Your instructions:
Drop the pictures, then extract the listing word for word.

-*-*-

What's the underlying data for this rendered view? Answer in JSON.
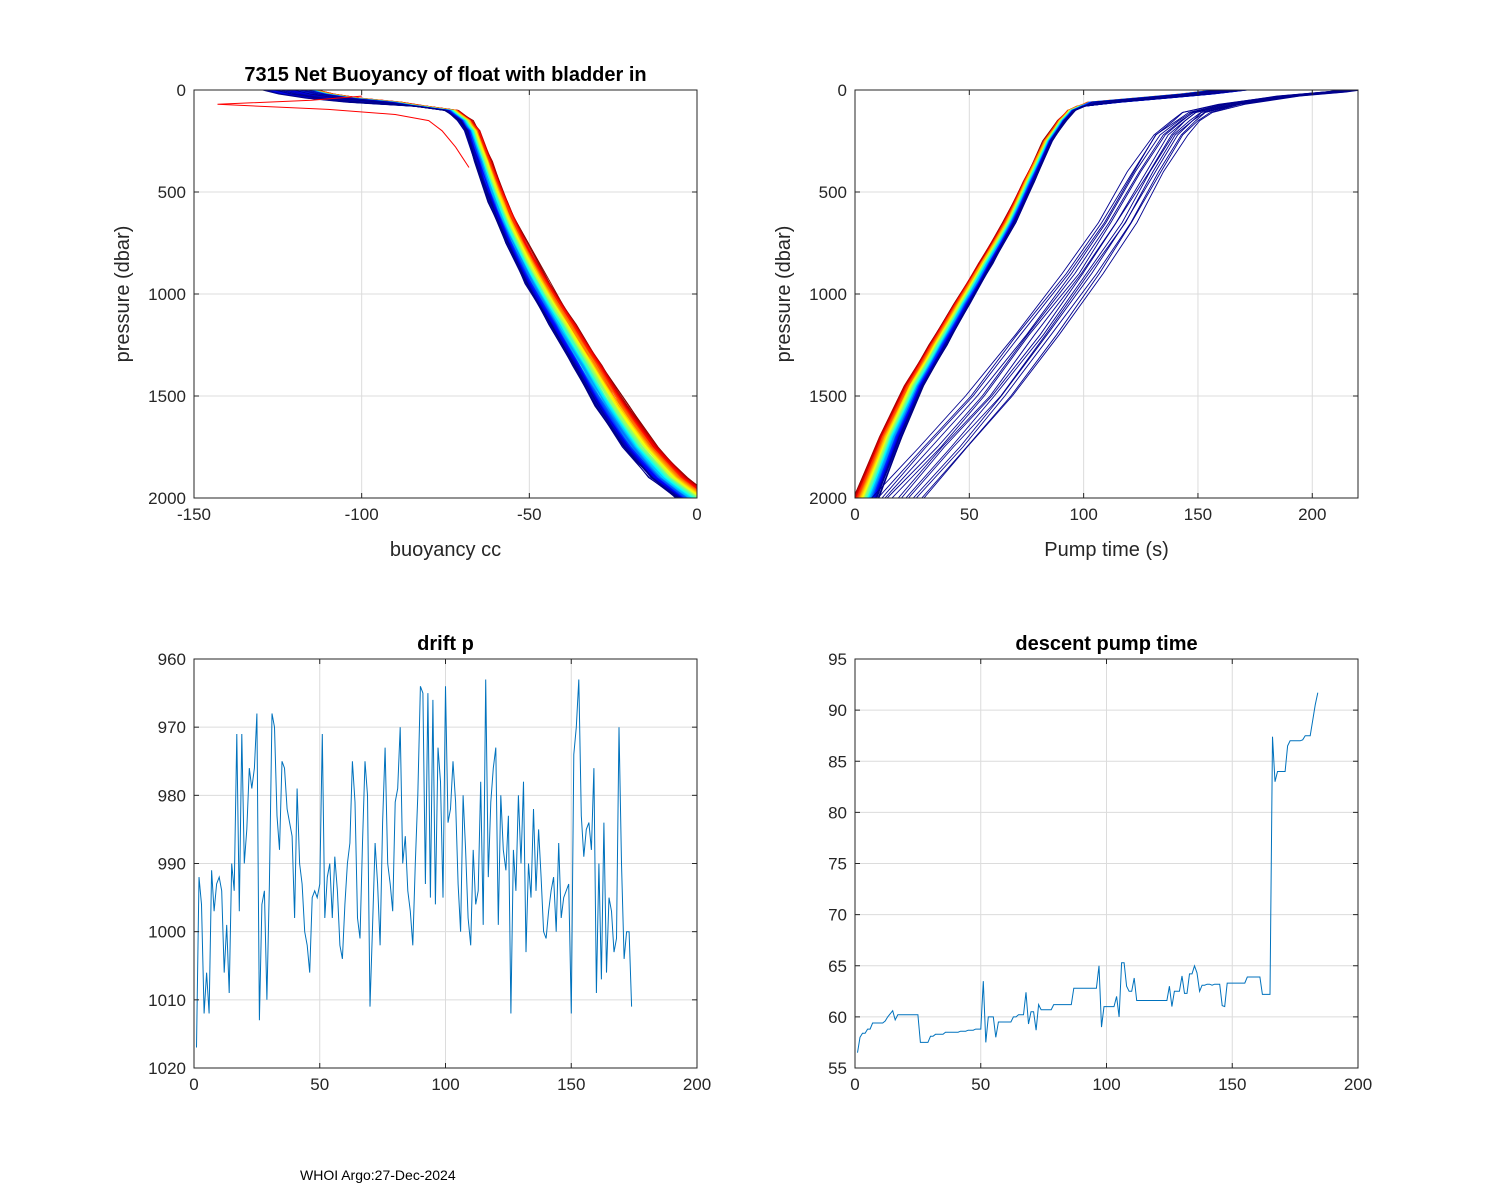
{
  "footer": "WHOI Argo:27-Dec-2024",
  "chart_data": [
    {
      "id": "buoyancy",
      "type": "line",
      "title": "7315 Net Buoyancy of float with bladder in",
      "xlabel": "buoyancy cc",
      "ylabel": "pressure (dbar)",
      "xlim": [
        -150,
        0
      ],
      "ylim": [
        0,
        2000
      ],
      "y_reversed": true,
      "grid": true,
      "xticks": [
        -150,
        -100,
        -50,
        0
      ],
      "yticks": [
        0,
        500,
        1000,
        1500,
        2000
      ],
      "colormap": "jet",
      "profile_count": 150,
      "template_profile": {
        "x": [
          -123,
          -118,
          -110,
          -98,
          -84,
          -75,
          -71,
          -69,
          -66,
          -62,
          -57,
          -51,
          -44,
          -37,
          -30,
          -22,
          -14,
          -6
        ],
        "y": [
          0,
          20,
          40,
          60,
          80,
          100,
          150,
          200,
          350,
          550,
          750,
          950,
          1150,
          1350,
          1550,
          1750,
          1900,
          2000
        ]
      },
      "outlier_profile": {
        "x": [
          -100,
          -115,
          -143,
          -110,
          -90,
          -80,
          -76,
          -72,
          -70,
          -68
        ],
        "y": [
          30,
          50,
          70,
          95,
          120,
          150,
          200,
          280,
          330,
          380
        ]
      }
    },
    {
      "id": "pump",
      "type": "line",
      "xlabel": "Pump time (s)",
      "ylabel": "pressure (dbar)",
      "xlim": [
        0,
        220
      ],
      "ylim": [
        0,
        2000
      ],
      "y_reversed": true,
      "grid": true,
      "xticks": [
        0,
        50,
        100,
        150,
        200
      ],
      "yticks": [
        0,
        500,
        1000,
        1500,
        2000
      ],
      "colormap": "jet",
      "profile_count": 150,
      "template_profile": {
        "x": [
          165,
          150,
          130,
          110,
          100,
          96,
          92,
          86,
          78,
          70,
          60,
          50,
          40,
          30,
          20,
          10
        ],
        "y": [
          0,
          20,
          40,
          60,
          80,
          100,
          150,
          250,
          450,
          650,
          850,
          1050,
          1250,
          1450,
          1700,
          2000
        ]
      },
      "late_group": {
        "count": 14,
        "x": [
          218,
          210,
          190,
          165,
          150,
          145,
          138,
          128,
          115,
          100,
          80,
          60,
          40,
          20
        ],
        "y": [
          0,
          10,
          30,
          70,
          110,
          150,
          220,
          400,
          650,
          900,
          1200,
          1500,
          1750,
          2000
        ]
      }
    },
    {
      "id": "drift_p",
      "type": "line",
      "title": "drift p",
      "xlim": [
        0,
        200
      ],
      "ylim": [
        960,
        1020
      ],
      "y_reversed": true,
      "grid": true,
      "xticks": [
        0,
        50,
        100,
        150,
        200
      ],
      "yticks": [
        960,
        970,
        980,
        990,
        1000,
        1010,
        1020
      ],
      "color": "#0072BD",
      "x_start": 1,
      "x_step": 1,
      "values": [
        1017,
        992,
        996,
        1012,
        1006,
        1012,
        991,
        997,
        993,
        992,
        994,
        1006,
        999,
        1009,
        990,
        994,
        971,
        997,
        971,
        990,
        985,
        976,
        979,
        976,
        968,
        1013,
        996,
        994,
        1010,
        993,
        968,
        970,
        983,
        988,
        975,
        976,
        982,
        984,
        986,
        998,
        979,
        990,
        993,
        1000,
        1002,
        1006,
        995,
        994,
        995,
        993,
        971,
        998,
        992,
        990,
        998,
        989,
        994,
        1002,
        1004,
        996,
        990,
        987,
        975,
        981,
        998,
        1001,
        987,
        975,
        980,
        1011,
        999,
        987,
        993,
        1002,
        984,
        973,
        990,
        993,
        997,
        981,
        979,
        970,
        990,
        986,
        994,
        997,
        1002,
        990,
        980,
        964,
        965,
        993,
        965,
        995,
        966,
        996,
        973,
        978,
        995,
        964,
        984,
        982,
        975,
        981,
        993,
        1000,
        980,
        988,
        998,
        1002,
        988,
        996,
        994,
        978,
        999,
        963,
        992,
        981,
        976,
        973,
        999,
        980,
        988,
        991,
        983,
        1012,
        988,
        994,
        980,
        990,
        978,
        1003,
        990,
        995,
        982,
        994,
        985,
        992,
        1000,
        1001,
        997,
        994,
        992,
        1000,
        987,
        998,
        995,
        994,
        993,
        1012,
        974,
        970,
        963,
        983,
        989,
        985,
        984,
        988,
        976,
        1009,
        990,
        1007,
        984,
        1006,
        995,
        997,
        1003,
        1001,
        970,
        990,
        1004,
        1000,
        1000,
        1011
      ]
    },
    {
      "id": "descent_pump",
      "type": "line",
      "title": "descent pump time",
      "xlim": [
        0,
        200
      ],
      "ylim": [
        55,
        95
      ],
      "grid": true,
      "xticks": [
        0,
        50,
        100,
        150,
        200
      ],
      "yticks": [
        55,
        60,
        65,
        70,
        75,
        80,
        85,
        90,
        95
      ],
      "color": "#0072BD",
      "x_start": 1,
      "x_step": 1,
      "values": [
        56.5,
        58,
        58.4,
        58.4,
        58.8,
        58.8,
        59.4,
        59.4,
        59.4,
        59.4,
        59.4,
        59.6,
        60,
        60.3,
        60.6,
        59.7,
        60.2,
        60.2,
        60.2,
        60.2,
        60.2,
        60.2,
        60.2,
        60.2,
        60.2,
        57.5,
        57.5,
        57.5,
        57.5,
        58.1,
        58.1,
        58.3,
        58.3,
        58.3,
        58.3,
        58.5,
        58.5,
        58.5,
        58.5,
        58.5,
        58.5,
        58.6,
        58.6,
        58.6,
        58.7,
        58.7,
        58.7,
        58.8,
        58.8,
        58.8,
        63.5,
        57.5,
        60,
        60,
        60,
        58,
        59.5,
        59.5,
        59.5,
        59.5,
        59.5,
        59.5,
        60,
        60,
        60.2,
        60.2,
        60.2,
        62.4,
        59.3,
        60.5,
        60.5,
        58.7,
        61.2,
        60.7,
        60.7,
        60.7,
        60.7,
        60.7,
        61.2,
        61.2,
        61.2,
        61.2,
        61.2,
        61.2,
        61.2,
        61.2,
        62.8,
        62.8,
        62.8,
        62.8,
        62.8,
        62.8,
        62.8,
        62.8,
        62.8,
        62.8,
        65,
        59,
        61,
        61,
        61,
        61,
        61,
        62,
        60,
        65.3,
        65.3,
        63,
        62.5,
        62.5,
        63.8,
        61.6,
        61.6,
        61.6,
        61.6,
        61.6,
        61.6,
        61.6,
        61.6,
        61.6,
        61.6,
        61.6,
        61.6,
        61.6,
        63,
        61,
        62.5,
        62.5,
        62.5,
        64,
        62.3,
        62.3,
        64.2,
        64.2,
        65,
        64.3,
        62.5,
        63.1,
        63.1,
        63.2,
        63.2,
        63.1,
        63.2,
        63.2,
        63.2,
        61.1,
        61,
        63.3,
        63.3,
        63.3,
        63.3,
        63.3,
        63.3,
        63.3,
        63.3,
        63.9,
        63.9,
        63.9,
        63.9,
        63.9,
        63.9,
        62.2,
        62.2,
        62.2,
        62.2,
        87.4,
        83,
        84,
        84,
        84,
        84,
        86.5,
        87,
        87,
        87,
        87,
        87,
        87.1,
        87.5,
        87.5,
        87.5,
        89,
        90.5,
        91.7
      ]
    }
  ]
}
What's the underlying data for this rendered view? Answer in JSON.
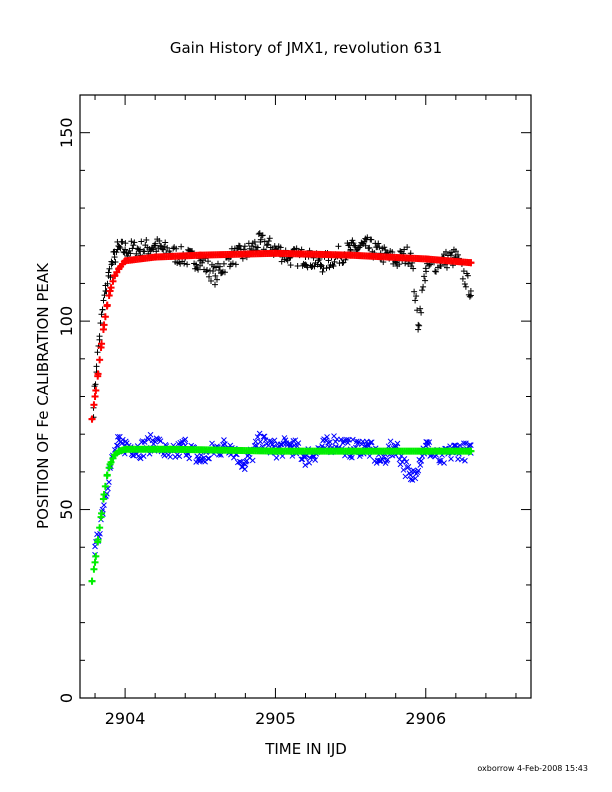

-*-*-

Answer to the problem:
What's the underlying data for this rendered view? Answer in JSON.
{
  "footer": "WHOI Argo:27-Dec-2024",
  "chart_data": [
    {
      "id": "buoyancy",
      "type": "line",
      "title": "7315 Net Buoyancy of float with bladder in",
      "xlabel": "buoyancy cc",
      "ylabel": "pressure (dbar)",
      "xlim": [
        -150,
        0
      ],
      "ylim": [
        0,
        2000
      ],
      "y_reversed": true,
      "grid": true,
      "xticks": [
        -150,
        -100,
        -50,
        0
      ],
      "yticks": [
        0,
        500,
        1000,
        1500,
        2000
      ],
      "colormap": "jet",
      "profile_count": 150,
      "template_profile": {
        "x": [
          -123,
          -118,
          -110,
          -98,
          -84,
          -75,
          -71,
          -69,
          -66,
          -62,
          -57,
          -51,
          -44,
          -37,
          -30,
          -22,
          -14,
          -6
        ],
        "y": [
          0,
          20,
          40,
          60,
          80,
          100,
          150,
          200,
          350,
          550,
          750,
          950,
          1150,
          1350,
          1550,
          1750,
          1900,
          2000
        ]
      },
      "outlier_profile": {
        "x": [
          -100,
          -115,
          -143,
          -110,
          -90,
          -80,
          -76,
          -72,
          -70,
          -68
        ],
        "y": [
          30,
          50,
          70,
          95,
          120,
          150,
          200,
          280,
          330,
          380
        ]
      }
    },
    {
      "id": "pump",
      "type": "line",
      "xlabel": "Pump time (s)",
      "ylabel": "pressure (dbar)",
      "xlim": [
        0,
        220
      ],
      "ylim": [
        0,
        2000
      ],
      "y_reversed": true,
      "grid": true,
      "xticks": [
        0,
        50,
        100,
        150,
        200
      ],
      "yticks": [
        0,
        500,
        1000,
        1500,
        2000
      ],
      "colormap": "jet",
      "profile_count": 150,
      "template_profile": {
        "x": [
          165,
          150,
          130,
          110,
          100,
          96,
          92,
          86,
          78,
          70,
          60,
          50,
          40,
          30,
          20,
          10
        ],
        "y": [
          0,
          20,
          40,
          60,
          80,
          100,
          150,
          250,
          450,
          650,
          850,
          1050,
          1250,
          1450,
          1700,
          2000
        ]
      },
      "late_group": {
        "count": 14,
        "x": [
          218,
          210,
          190,
          165,
          150,
          145,
          138,
          128,
          115,
          100,
          80,
          60,
          40,
          20
        ],
        "y": [
          0,
          10,
          30,
          70,
          110,
          150,
          220,
          400,
          650,
          900,
          1200,
          1500,
          1750,
          2000
        ]
      }
    },
    {
      "id": "drift_p",
      "type": "line",
      "title": "drift p",
      "xlim": [
        0,
        200
      ],
      "ylim": [
        960,
        1020
      ],
      "y_reversed": true,
      "grid": true,
      "xticks": [
        0,
        50,
        100,
        150,
        200
      ],
      "yticks": [
        960,
        970,
        980,
        990,
        1000,
        1010,
        1020
      ],
      "color": "#0072BD",
      "x_start": 1,
      "x_step": 1,
      "values": [
        1017,
        992,
        996,
        1012,
        1006,
        1012,
        991,
        997,
        993,
        992,
        994,
        1006,
        999,
        1009,
        990,
        994,
        971,
        997,
        971,
        990,
        985,
        976,
        979,
        976,
        968,
        1013,
        996,
        994,
        1010,
        993,
        968,
        970,
        983,
        988,
        975,
        976,
        982,
        984,
        986,
        998,
        979,
        990,
        993,
        1000,
        1002,
        1006,
        995,
        994,
        995,
        993,
        971,
        998,
        992,
        990,
        998,
        989,
        994,
        1002,
        1004,
        996,
        990,
        987,
        975,
        981,
        998,
        1001,
        987,
        975,
        980,
        1011,
        999,
        987,
        993,
        1002,
        984,
        973,
        990,
        993,
        997,
        981,
        979,
        970,
        990,
        986,
        994,
        997,
        1002,
        990,
        980,
        964,
        965,
        993,
        965,
        995,
        966,
        996,
        973,
        978,
        995,
        964,
        984,
        982,
        975,
        981,
        993,
        1000,
        980,
        988,
        998,
        1002,
        988,
        996,
        994,
        978,
        999,
        963,
        992,
        981,
        976,
        973,
        999,
        980,
        988,
        991,
        983,
        1012,
        988,
        994,
        980,
        990,
        978,
        1003,
        990,
        995,
        982,
        994,
        985,
        992,
        1000,
        1001,
        997,
        994,
        992,
        1000,
        987,
        998,
        995,
        994,
        993,
        1012,
        974,
        970,
        963,
        983,
        989,
        985,
        984,
        988,
        976,
        1009,
        990,
        1007,
        984,
        1006,
        995,
        997,
        1003,
        1001,
        970,
        990,
        1004,
        1000,
        1000,
        1011
      ]
    },
    {
      "id": "descent_pump",
      "type": "line",
      "title": "descent pump time",
      "xlim": [
        0,
        200
      ],
      "ylim": [
        55,
        95
      ],
      "grid": true,
      "xticks": [
        0,
        50,
        100,
        150,
        200
      ],
      "yticks": [
        55,
        60,
        65,
        70,
        75,
        80,
        85,
        90,
        95
      ],
      "color": "#0072BD",
      "x_start": 1,
      "x_step": 1,
      "values": [
        56.5,
        58,
        58.4,
        58.4,
        58.8,
        58.8,
        59.4,
        59.4,
        59.4,
        59.4,
        59.4,
        59.6,
        60,
        60.3,
        60.6,
        59.7,
        60.2,
        60.2,
        60.2,
        60.2,
        60.2,
        60.2,
        60.2,
        60.2,
        60.2,
        57.5,
        57.5,
        57.5,
        57.5,
        58.1,
        58.1,
        58.3,
        58.3,
        58.3,
        58.3,
        58.5,
        58.5,
        58.5,
        58.5,
        58.5,
        58.5,
        58.6,
        58.6,
        58.6,
        58.7,
        58.7,
        58.7,
        58.8,
        58.8,
        58.8,
        63.5,
        57.5,
        60,
        60,
        60,
        58,
        59.5,
        59.5,
        59.5,
        59.5,
        59.5,
        59.5,
        60,
        60,
        60.2,
        60.2,
        60.2,
        62.4,
        59.3,
        60.5,
        60.5,
        58.7,
        61.2,
        60.7,
        60.7,
        60.7,
        60.7,
        60.7,
        61.2,
        61.2,
        61.2,
        61.2,
        61.2,
        61.2,
        61.2,
        61.2,
        62.8,
        62.8,
        62.8,
        62.8,
        62.8,
        62.8,
        62.8,
        62.8,
        62.8,
        62.8,
        65,
        59,
        61,
        61,
        61,
        61,
        61,
        62,
        60,
        65.3,
        65.3,
        63,
        62.5,
        62.5,
        63.8,
        61.6,
        61.6,
        61.6,
        61.6,
        61.6,
        61.6,
        61.6,
        61.6,
        61.6,
        61.6,
        61.6,
        61.6,
        61.6,
        63,
        61,
        62.5,
        62.5,
        62.5,
        64,
        62.3,
        62.3,
        64.2,
        64.2,
        65,
        64.3,
        62.5,
        63.1,
        63.1,
        63.2,
        63.2,
        63.1,
        63.2,
        63.2,
        63.2,
        61.1,
        61,
        63.3,
        63.3,
        63.3,
        63.3,
        63.3,
        63.3,
        63.3,
        63.3,
        63.9,
        63.9,
        63.9,
        63.9,
        63.9,
        63.9,
        62.2,
        62.2,
        62.2,
        62.2,
        87.4,
        83,
        84,
        84,
        84,
        84,
        86.5,
        87,
        87,
        87,
        87,
        87,
        87.1,
        87.5,
        87.5,
        87.5,
        89,
        90.5,
        91.7
      ]
    }
  ]
}
What's the underlying data for this rendered view? Answer in JSON.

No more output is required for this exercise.